Extrahierter Text —
==========
Fischer vermochte den Russen-Riegel zunächst nicht zu durchbrechen. 1962 wurde er Vierter -- hinter drei Russen. Befragt, was er als 19jähriger bei diesem Turnier gelernt habe, antwortete Fischer: »An keinem mehr teilzunehmen.«
1963 änderte der Weltverband (Fide) das Reglement. Künftig wurde nach dem sogenannten K.-o.-System gespielt: der Sieger gelangt eine Runde weiter, der Verlierer scheidet aus.
Nun reizte es auch Fischer wieder, den Russen die Weltmeisterschaft abzujagen. Bedacht verärgerte er sie durch Bosheiten. Als er in Vancouver gegen den Pianisten Mark Taimanow zu spielen hatte, wechselte er das Hotel, sobald er dort dem ersten Russen begegnete.
Auch im Endkampf um das Recht, den Weltmeister Spasski herauszufordern, verließ er die gemeinsame Unterkunft, als er
im Lift zufällig auf seinen Gegner Tigran Petrosian stieß und mit ihm 18 Stockwerke tief ins Erdgeschoß fahren mußte. Am Brett jedoch blieb er Sieger. Erstmals nach 24 Jahren hatte ein Nichtrusse das Finale erreicht.
Um die Austragung des Titelkampfes bewarben sich 15 Städte. Weltmeister Spasski aus Leningrad wünschte in Nordeuropa zu spielen, »des Klimas wegen«. Fischers erste Frage lautete: »Wie hoch sind die Preise -- für mich ist in erster Linie das Geld wichtig.«
Spasski zog es besonders nach Reykjavik, Islands Hauptstadt. Fischer entschied sich für Belgrad, das mit 152 000 Dollar die höchste Kampfbörse zugesichert hatte. Reykjavik wollte 125 000 Dollar aussetzen.
==========
Datenzeilen —
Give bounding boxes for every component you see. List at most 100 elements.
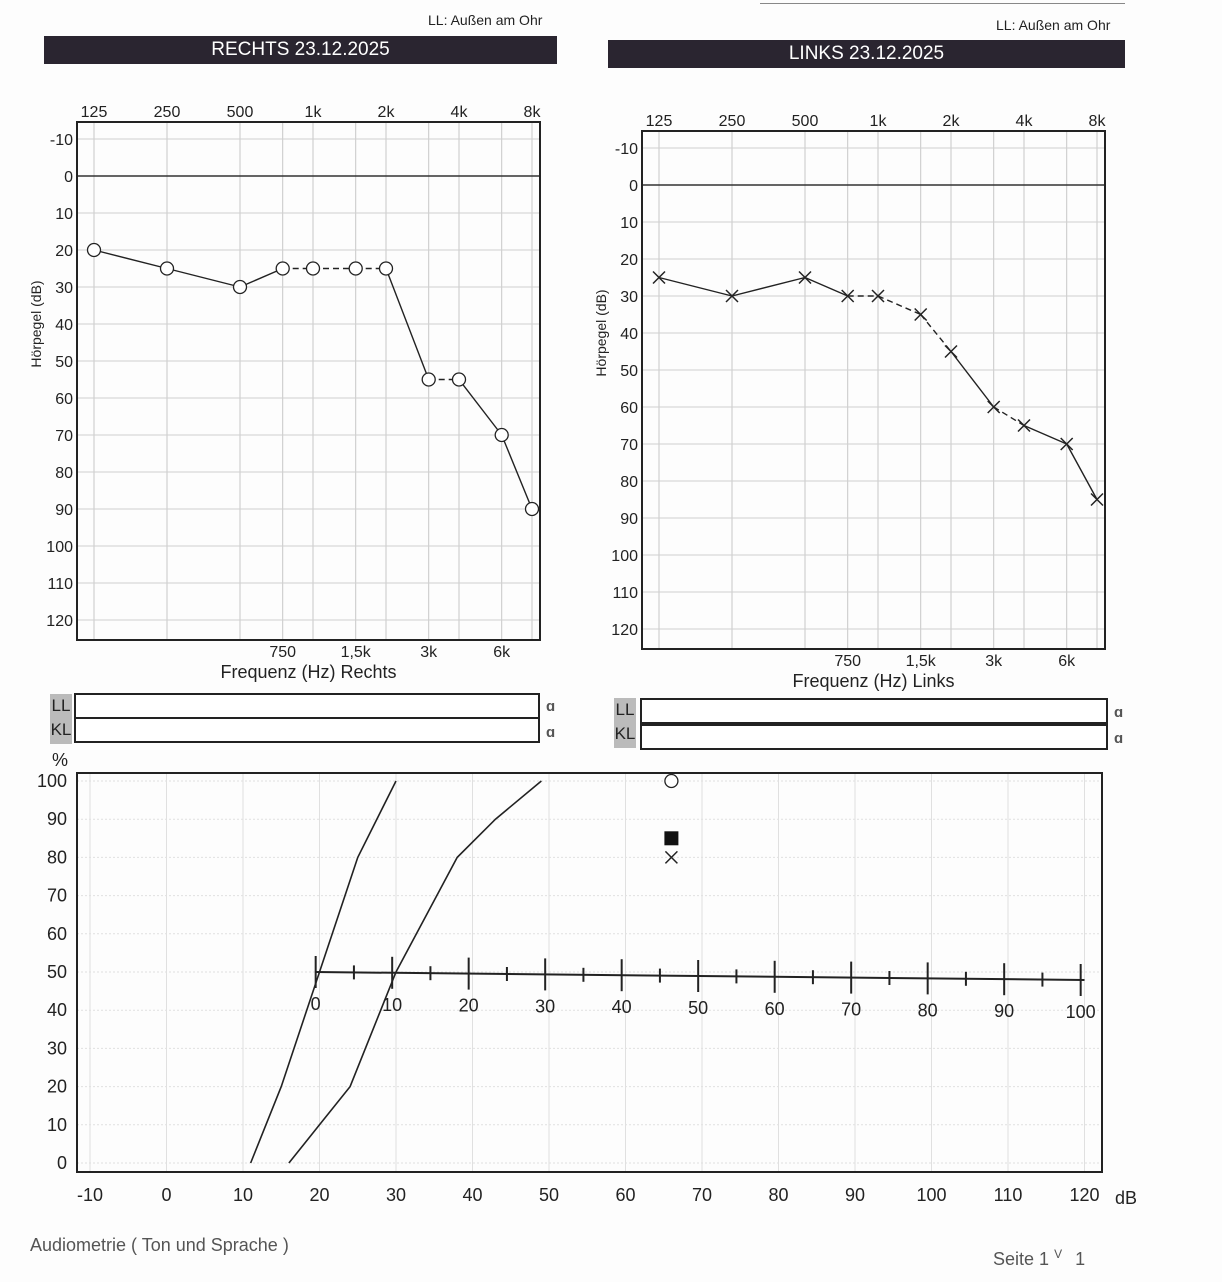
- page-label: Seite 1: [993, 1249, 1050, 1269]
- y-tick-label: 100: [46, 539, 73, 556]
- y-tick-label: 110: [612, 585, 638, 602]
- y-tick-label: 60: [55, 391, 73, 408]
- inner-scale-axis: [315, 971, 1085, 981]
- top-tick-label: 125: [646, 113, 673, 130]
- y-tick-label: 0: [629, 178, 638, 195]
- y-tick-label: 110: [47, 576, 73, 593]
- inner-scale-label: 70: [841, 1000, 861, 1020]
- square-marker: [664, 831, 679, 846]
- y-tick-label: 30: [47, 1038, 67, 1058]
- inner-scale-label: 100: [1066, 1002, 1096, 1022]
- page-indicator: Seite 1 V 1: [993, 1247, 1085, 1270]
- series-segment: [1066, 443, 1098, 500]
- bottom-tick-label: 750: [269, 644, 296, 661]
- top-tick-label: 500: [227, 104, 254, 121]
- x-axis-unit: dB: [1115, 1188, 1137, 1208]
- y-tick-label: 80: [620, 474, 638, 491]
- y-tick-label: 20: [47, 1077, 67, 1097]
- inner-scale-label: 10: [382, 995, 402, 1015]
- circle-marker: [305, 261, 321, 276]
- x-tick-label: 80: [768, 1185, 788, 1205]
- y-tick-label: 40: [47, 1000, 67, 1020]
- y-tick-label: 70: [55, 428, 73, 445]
==========
Arbeitsauftrag — Führe den Text über Fischers Weg zur Schachweltmeisterschaft bitte im Anschluss an seinen letzten Satz weiter.

Ergebnis —
Der Weltverband schlichtete: Erstmals sollte in zwei Städten gespielt werden; die ersten zwölf Partien in Belgrad, die restlichen auf Island. 138 500 Dollar sollten beide Städte zur Hälfte aufbringen, dem Sieger davon 62,5 Prozent zufallen. Fischers Manager Edmund Edmonson stimmte der Vereinbarung zu. Fischer setzte ihn ab und verhandelte selbst.
Nun jagten Telegramme über den Ozean. Die Fide stellte Fischer ein Ultimatum: Zusage oder Sperre. Vorsichtshalber nominierte der Verband Petrosjan als Ersatzmann. Da kabelte Fischer: »Einverstanden, auch mit Belgrad und Reykjavik.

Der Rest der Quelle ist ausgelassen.